Data records:

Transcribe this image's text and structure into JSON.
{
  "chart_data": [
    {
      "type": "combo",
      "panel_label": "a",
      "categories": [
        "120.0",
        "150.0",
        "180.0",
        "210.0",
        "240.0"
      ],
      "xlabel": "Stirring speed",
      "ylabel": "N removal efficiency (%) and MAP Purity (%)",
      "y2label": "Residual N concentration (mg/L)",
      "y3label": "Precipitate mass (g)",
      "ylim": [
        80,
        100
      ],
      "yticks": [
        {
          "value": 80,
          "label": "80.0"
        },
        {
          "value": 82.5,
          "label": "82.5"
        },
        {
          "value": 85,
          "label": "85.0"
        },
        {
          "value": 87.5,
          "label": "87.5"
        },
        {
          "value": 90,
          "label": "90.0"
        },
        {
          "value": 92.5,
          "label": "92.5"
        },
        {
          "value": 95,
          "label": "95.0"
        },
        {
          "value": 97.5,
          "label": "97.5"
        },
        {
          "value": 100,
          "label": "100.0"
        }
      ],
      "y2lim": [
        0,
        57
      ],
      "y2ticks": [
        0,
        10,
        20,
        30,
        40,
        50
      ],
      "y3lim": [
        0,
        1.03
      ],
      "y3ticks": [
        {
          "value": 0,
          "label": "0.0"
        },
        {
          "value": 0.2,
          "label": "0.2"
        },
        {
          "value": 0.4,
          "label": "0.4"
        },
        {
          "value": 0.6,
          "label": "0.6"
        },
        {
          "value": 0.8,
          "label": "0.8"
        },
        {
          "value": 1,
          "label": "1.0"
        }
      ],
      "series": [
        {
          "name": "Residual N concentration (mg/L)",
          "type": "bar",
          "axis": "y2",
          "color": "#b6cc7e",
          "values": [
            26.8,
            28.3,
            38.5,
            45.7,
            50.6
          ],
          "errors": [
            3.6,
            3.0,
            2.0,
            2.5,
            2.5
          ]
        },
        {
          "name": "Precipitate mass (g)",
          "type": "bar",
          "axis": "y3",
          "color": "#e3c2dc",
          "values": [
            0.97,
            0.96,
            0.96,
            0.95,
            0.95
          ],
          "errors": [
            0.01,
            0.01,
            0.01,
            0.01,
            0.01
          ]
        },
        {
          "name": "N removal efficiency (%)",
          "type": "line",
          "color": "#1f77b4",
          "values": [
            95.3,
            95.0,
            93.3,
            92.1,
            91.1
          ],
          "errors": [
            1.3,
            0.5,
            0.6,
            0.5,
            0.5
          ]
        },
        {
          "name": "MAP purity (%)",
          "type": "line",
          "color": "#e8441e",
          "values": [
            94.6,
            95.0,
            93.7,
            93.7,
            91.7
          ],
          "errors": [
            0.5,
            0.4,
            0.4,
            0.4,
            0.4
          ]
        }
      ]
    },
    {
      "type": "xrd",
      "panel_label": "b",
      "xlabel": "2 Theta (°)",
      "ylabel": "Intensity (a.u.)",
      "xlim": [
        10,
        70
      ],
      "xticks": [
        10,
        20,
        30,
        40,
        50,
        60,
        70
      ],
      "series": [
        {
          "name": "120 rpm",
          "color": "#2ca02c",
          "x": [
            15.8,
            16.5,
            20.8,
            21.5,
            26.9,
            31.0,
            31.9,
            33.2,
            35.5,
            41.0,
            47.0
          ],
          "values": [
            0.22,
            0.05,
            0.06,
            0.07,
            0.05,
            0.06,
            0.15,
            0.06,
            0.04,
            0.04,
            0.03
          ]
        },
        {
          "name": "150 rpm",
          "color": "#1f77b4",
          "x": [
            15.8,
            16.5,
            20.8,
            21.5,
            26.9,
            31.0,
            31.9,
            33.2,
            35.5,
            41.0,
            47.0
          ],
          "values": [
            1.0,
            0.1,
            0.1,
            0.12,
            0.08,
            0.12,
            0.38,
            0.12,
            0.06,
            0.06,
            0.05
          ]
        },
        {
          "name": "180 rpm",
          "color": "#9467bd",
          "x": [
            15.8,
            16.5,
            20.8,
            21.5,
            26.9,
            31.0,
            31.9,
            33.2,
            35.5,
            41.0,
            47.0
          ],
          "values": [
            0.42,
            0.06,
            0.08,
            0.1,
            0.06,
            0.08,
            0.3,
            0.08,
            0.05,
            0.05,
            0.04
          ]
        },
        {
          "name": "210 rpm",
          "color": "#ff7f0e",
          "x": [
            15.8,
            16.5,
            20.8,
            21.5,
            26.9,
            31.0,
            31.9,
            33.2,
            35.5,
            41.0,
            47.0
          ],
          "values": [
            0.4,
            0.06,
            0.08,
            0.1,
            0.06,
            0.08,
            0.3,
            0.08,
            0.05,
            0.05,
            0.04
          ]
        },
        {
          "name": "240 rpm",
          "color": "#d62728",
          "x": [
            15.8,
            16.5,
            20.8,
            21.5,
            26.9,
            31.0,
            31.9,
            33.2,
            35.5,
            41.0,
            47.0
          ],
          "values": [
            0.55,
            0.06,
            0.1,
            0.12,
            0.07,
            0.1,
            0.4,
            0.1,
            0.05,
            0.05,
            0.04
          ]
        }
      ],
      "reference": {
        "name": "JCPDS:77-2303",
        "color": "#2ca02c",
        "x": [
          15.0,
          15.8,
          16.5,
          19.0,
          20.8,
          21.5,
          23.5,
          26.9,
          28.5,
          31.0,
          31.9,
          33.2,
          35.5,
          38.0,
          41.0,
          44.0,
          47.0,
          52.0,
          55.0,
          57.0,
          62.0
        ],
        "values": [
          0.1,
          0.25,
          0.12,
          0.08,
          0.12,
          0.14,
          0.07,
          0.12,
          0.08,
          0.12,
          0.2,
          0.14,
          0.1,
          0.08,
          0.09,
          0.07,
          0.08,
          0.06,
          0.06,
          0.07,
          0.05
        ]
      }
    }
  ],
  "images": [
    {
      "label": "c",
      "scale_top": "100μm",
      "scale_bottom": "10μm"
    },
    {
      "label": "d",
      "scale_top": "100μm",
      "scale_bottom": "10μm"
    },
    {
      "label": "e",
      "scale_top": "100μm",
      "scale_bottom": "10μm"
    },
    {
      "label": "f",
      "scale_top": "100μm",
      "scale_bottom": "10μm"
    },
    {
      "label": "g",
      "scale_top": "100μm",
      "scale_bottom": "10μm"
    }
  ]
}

Set problem:
Each record must be returned exactly as it is written.

Answer for this exercise:
Transcribe this image's text and structure into JSON.
{
  "chart_data": [
    {
      "type": "combo",
      "panel_label": "a",
      "categories": [
        "120.0",
        "150.0",
        "180.0",
        "210.0",
        "240.0"
      ],
      "xlabel": "Stirring speed",
      "ylabel": "N removal efficiency (%) and MAP Purity (%)",
      "y2label": "Residual N concentration (mg/L)",
      "y3label": "Precipitate mass (g)",
      "ylim": [
        80,
        100
      ],
      "yticks": [
        {
          "value": 80,
          "label": "80.0"
        },
        {
          "value": 82.5,
          "label": "82.5"
        },
        {
          "value": 85,
          "label": "85.0"
        },
        {
          "value": 87.5,
          "label": "87.5"
        },
        {
          "value": 90,
          "label": "90.0"
        },
        {
          "value": 92.5,
          "label": "92.5"
        },
        {
          "value": 95,
          "label": "95.0"
        },
        {
          "value": 97.5,
          "label": "97.5"
        },
        {
          "value": 100,
          "label": "100.0"
        }
      ],
      "y2lim": [
        0,
        57
      ],
      "y2ticks": [
        0,
        10,
        20,
        30,
        40,
        50
      ],
      "y3lim": [
        0,
        1.03
      ],
      "y3ticks": [
        {
          "value": 0,
          "label": "0.0"
        },
        {
          "value": 0.2,
          "label": "0.2"
        },
        {
          "value": 0.4,
          "label": "0.4"
        },
        {
          "value": 0.6,
          "label": "0.6"
        },
        {
          "value": 0.8,
          "label": "0.8"
        },
        {
          "value": 1,
          "label": "1.0"
        }
      ],
      "series": [
        {
          "name": "Residual N concentration (mg/L)",
          "type": "bar",
          "axis": "y2",
          "color": "#b6cc7e",
          "values": [
            26.8,
            28.3,
            38.5,
            45.7,
            50.6
          ],
          "errors": [
            3.6,
            3.0,
            2.0,
            2.5,
            2.5
          ]
        },
        {
          "name": "Precipitate mass (g)",
          "type": "bar",
          "axis": "y3",
          "color": "#e3c2dc",
          "values": [
            0.97,
            0.96,
            0.96,
            0.95,
            0.95
          ],
          "errors": [
            0.01,
            0.01,
            0.01,
            0.01,
            0.01
          ]
        },
        {
          "name": "N removal efficiency (%)",
          "type": "line",
          "color": "#1f77b4",
          "values": [
            95.3,
            95.0,
            93.3,
            92.1,
            91.1
          ],
          "errors": [
            1.3,
            0.5,
            0.6,
            0.5,
            0.5
          ]
        },
        {
          "name": "MAP purity (%)",
          "type": "line",
          "color": "#e8441e",
          "values": [
            94.6,
            95.0,
            93.7,
            93.7,
            91.7
          ],
          "errors": [
            0.5,
            0.4,
            0.4,
            0.4,
            0.4
          ]
        }
      ]
    },
    {
      "type": "xrd",
      "panel_label": "b",
      "xlabel": "2 Theta (°)",
      "ylabel": "Intensity (a.u.)",
      "xlim": [
        10,
        70
      ],
      "xticks": [
        10,
        20,
        30,
        40,
        50,
        60,
        70
      ],
      "series": [
        {
          "name": "120 rpm",
          "color": "#2ca02c",
          "x": [
            15.8,
            16.5,
            20.8,
            21.5,
            26.9,
            31.0,
            31.9,
            33.2,
            35.5,
            41.0,
            47.0
          ],
          "values": [
            0.22,
            0.05,
            0.06,
            0.07,
            0.05,
            0.06,
            0.15,
            0.06,
            0.04,
            0.04,
            0.03
          ]
        },
        {
          "name": "150 rpm",
          "color": "#1f77b4",
          "x": [
            15.8,
            16.5,
            20.8,
            21.5,
            26.9,
            31.0,
            31.9,
            33.2,
            35.5,
            41.0,
            47.0
          ],
          "values": [
            1.0,
            0.1,
            0.1,
            0.12,
            0.08,
            0.12,
            0.38,
            0.12,
            0.06,
            0.06,
            0.05
          ]
        },
        {
          "name": "180 rpm",
          "color": "#9467bd",
          "x": [
            15.8,
            16.5,
            20.8,
            21.5,
            26.9,
            31.0,
            31.9,
            33.2,
            35.5,
            41.0,
            47.0
          ],
          "values": [
            0.42,
            0.06,
            0.08,
            0.1,
            0.06,
            0.08,
            0.3,
            0.08,
            0.05,
            0.05,
            0.04
          ]
        },
        {
          "name": "210 rpm",
          "color": "#ff7f0e",
          "x": [
            15.8,
            16.5,
            20.8,
            21.5,
            26.9,
            31.0,
            31.9,
            33.2,
            35.5,
            41.0,
            47.0
          ],
          "values": [
            0.4,
            0.06,
            0.08,
            0.1,
            0.06,
            0.08,
            0.3,
            0.08,
            0.05,
            0.05,
            0.04
          ]
        },
        {
          "name": "240 rpm",
          "color": "#d62728",
          "x": [
            15.8,
            16.5,
            20.8,
            21.5,
            26.9,
            31.0,
            31.9,
            33.2,
            35.5,
            41.0,
            47.0
          ],
          "values": [
            0.55,
            0.06,
            0.1,
            0.12,
            0.07,
            0.1,
            0.4,
            0.1,
            0.05,
            0.05,
            0.04
          ]
        }
      ],
      "reference": {
        "name": "JCPDS:77-2303",
        "color": "#2ca02c",
        "x": [
          15.0,
          15.8,
          16.5,
          19.0,
          20.8,
          21.5,
          23.5,
          26.9,
          28.5,
          31.0,
          31.9,
          33.2,
          35.5,
          38.0,
          41.0,
          44.0,
          47.0,
          52.0,
          55.0,
          57.0,
          62.0
        ],
        "values": [
          0.1,
          0.25,
          0.12,
          0.08,
          0.12,
          0.14,
          0.07,
          0.12,
          0.08,
          0.12,
          0.2,
          0.14,
          0.1,
          0.08,
          0.09,
          0.07,
          0.08,
          0.06,
          0.06,
          0.07,
          0.05
        ]
      }
    }
  ],
  "images": [
    {
      "label": "c",
      "scale_top": "100μm",
      "scale_bottom": "10μm"
    },
    {
      "label": "d",
      "scale_top": "100μm",
      "scale_bottom": "10μm"
    },
    {
      "label": "e",
      "scale_top": "100μm",
      "scale_bottom": "10μm"
    },
    {
      "label": "f",
      "scale_top": "100μm",
      "scale_bottom": "10μm"
    },
    {
      "label": "g",
      "scale_top": "100μm",
      "scale_bottom": "10μm"
    }
  ]
}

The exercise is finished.